(TASK DESCRIPTION):
Quote the records beneath, complete and exact. Leave out images.

(SUPPLIED MATERIAL):
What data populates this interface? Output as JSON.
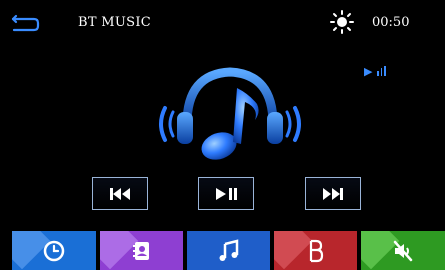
{
  "header": {
    "title": "BT MUSIC",
    "clock": "00:50",
    "icons": [
      "back-arrow-icon",
      "brightness-sun-icon"
    ]
  },
  "status": {
    "icons": [
      "play-indicator-icon",
      "signal-bars-icon"
    ]
  },
  "hero": {
    "icon": "headphones-music-note-icon"
  },
  "controls": [
    {
      "name": "previous-track-button",
      "icon": "skip-previous-icon"
    },
    {
      "name": "play-pause-button",
      "icon": "play-pause-icon"
    },
    {
      "name": "next-track-button",
      "icon": "skip-next-icon"
    }
  ],
  "dock": [
    {
      "name": "dock-clock",
      "icon": "clock-icon",
      "color": "#1a6fd6"
    },
    {
      "name": "dock-contacts",
      "icon": "contacts-book-icon",
      "color": "#8e3fd2"
    },
    {
      "name": "dock-music",
      "icon": "music-note-icon",
      "color": "#1f5ec9"
    },
    {
      "name": "dock-bluetooth",
      "icon": "bluetooth-icon",
      "color": "#b8262c"
    },
    {
      "name": "dock-mute",
      "icon": "mute-speaker-icon",
      "color": "#2e9a22"
    }
  ],
  "colors": {
    "accent": "#2f7cff",
    "background": "#000000"
  }
}
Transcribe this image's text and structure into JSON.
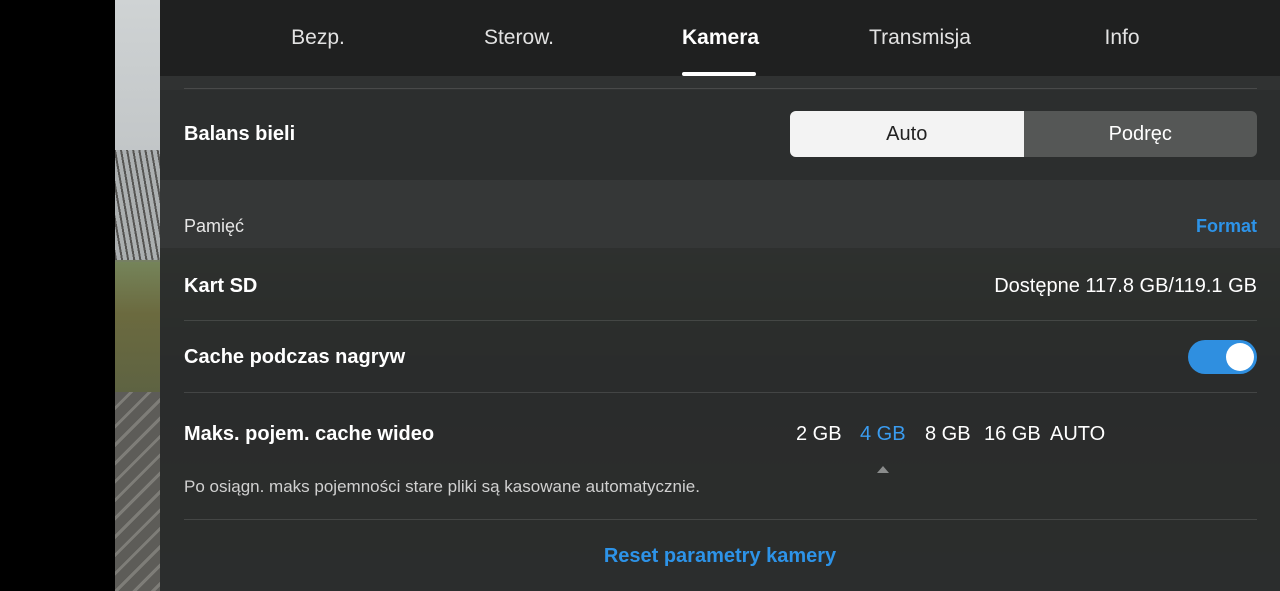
{
  "tabs": [
    {
      "label": "Bezp.",
      "active": false
    },
    {
      "label": "Sterow.",
      "active": false
    },
    {
      "label": "Kamera",
      "active": true
    },
    {
      "label": "Transmisja",
      "active": false
    },
    {
      "label": "Info",
      "active": false
    }
  ],
  "white_balance": {
    "label": "Balans bieli",
    "options": [
      "Auto",
      "Podręc"
    ],
    "selected": "Auto"
  },
  "memory": {
    "section_label": "Pamięć",
    "format_label": "Format",
    "sd_label": "Kart SD",
    "sd_value": "Dostępne 117.8 GB/119.1 GB"
  },
  "cache": {
    "label": "Cache podczas nagryw",
    "enabled": true
  },
  "cache_size": {
    "label": "Maks. pojem. cache wideo",
    "options": [
      "2 GB",
      "4 GB",
      "8 GB",
      "16 GB",
      "AUTO"
    ],
    "selected": "4 GB",
    "hint": "Po osiągn. maks pojemności stare pliki są kasowane automatycznie."
  },
  "reset_label": "Reset parametry kamery",
  "colors": {
    "accent": "#2d93e8",
    "toggle_on": "#2f8fe0",
    "panel_bg": "#2a2c2c"
  }
}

(OUTPUT FOR THIS EXERCISE):
What data populates this interface? Output as JSON.
{
  "header": {
    "title": "BT MUSIC",
    "clock": "00:50",
    "icons": [
      "back-arrow-icon",
      "brightness-sun-icon"
    ]
  },
  "status": {
    "icons": [
      "play-indicator-icon",
      "signal-bars-icon"
    ]
  },
  "hero": {
    "icon": "headphones-music-note-icon"
  },
  "controls": [
    {
      "name": "previous-track-button",
      "icon": "skip-previous-icon"
    },
    {
      "name": "play-pause-button",
      "icon": "play-pause-icon"
    },
    {
      "name": "next-track-button",
      "icon": "skip-next-icon"
    }
  ],
  "dock": [
    {
      "name": "dock-clock",
      "icon": "clock-icon",
      "color": "#1a6fd6"
    },
    {
      "name": "dock-contacts",
      "icon": "contacts-book-icon",
      "color": "#8e3fd2"
    },
    {
      "name": "dock-music",
      "icon": "music-note-icon",
      "color": "#1f5ec9"
    },
    {
      "name": "dock-bluetooth",
      "icon": "bluetooth-icon",
      "color": "#b8262c"
    },
    {
      "name": "dock-mute",
      "icon": "mute-speaker-icon",
      "color": "#2e9a22"
    }
  ],
  "colors": {
    "accent": "#2f7cff",
    "background": "#000000"
  }
}
Transcribe this image's text and structure into JSON.
{
  "tabs": [
    {
      "label": "Bezp.",
      "active": false
    },
    {
      "label": "Sterow.",
      "active": false
    },
    {
      "label": "Kamera",
      "active": true
    },
    {
      "label": "Transmisja",
      "active": false
    },
    {
      "label": "Info",
      "active": false
    }
  ],
  "white_balance": {
    "label": "Balans bieli",
    "options": [
      "Auto",
      "Podręc"
    ],
    "selected": "Auto"
  },
  "memory": {
    "section_label": "Pamięć",
    "format_label": "Format",
    "sd_label": "Kart SD",
    "sd_value": "Dostępne 117.8 GB/119.1 GB"
  },
  "cache": {
    "label": "Cache podczas nagryw",
    "enabled": true
  },
  "cache_size": {
    "label": "Maks. pojem. cache wideo",
    "options": [
      "2 GB",
      "4 GB",
      "8 GB",
      "16 GB",
      "AUTO"
    ],
    "selected": "4 GB",
    "hint": "Po osiągn. maks pojemności stare pliki są kasowane automatycznie."
  },
  "reset_label": "Reset parametry kamery",
  "colors": {
    "accent": "#2d93e8",
    "toggle_on": "#2f8fe0",
    "panel_bg": "#2a2c2c"
  }
}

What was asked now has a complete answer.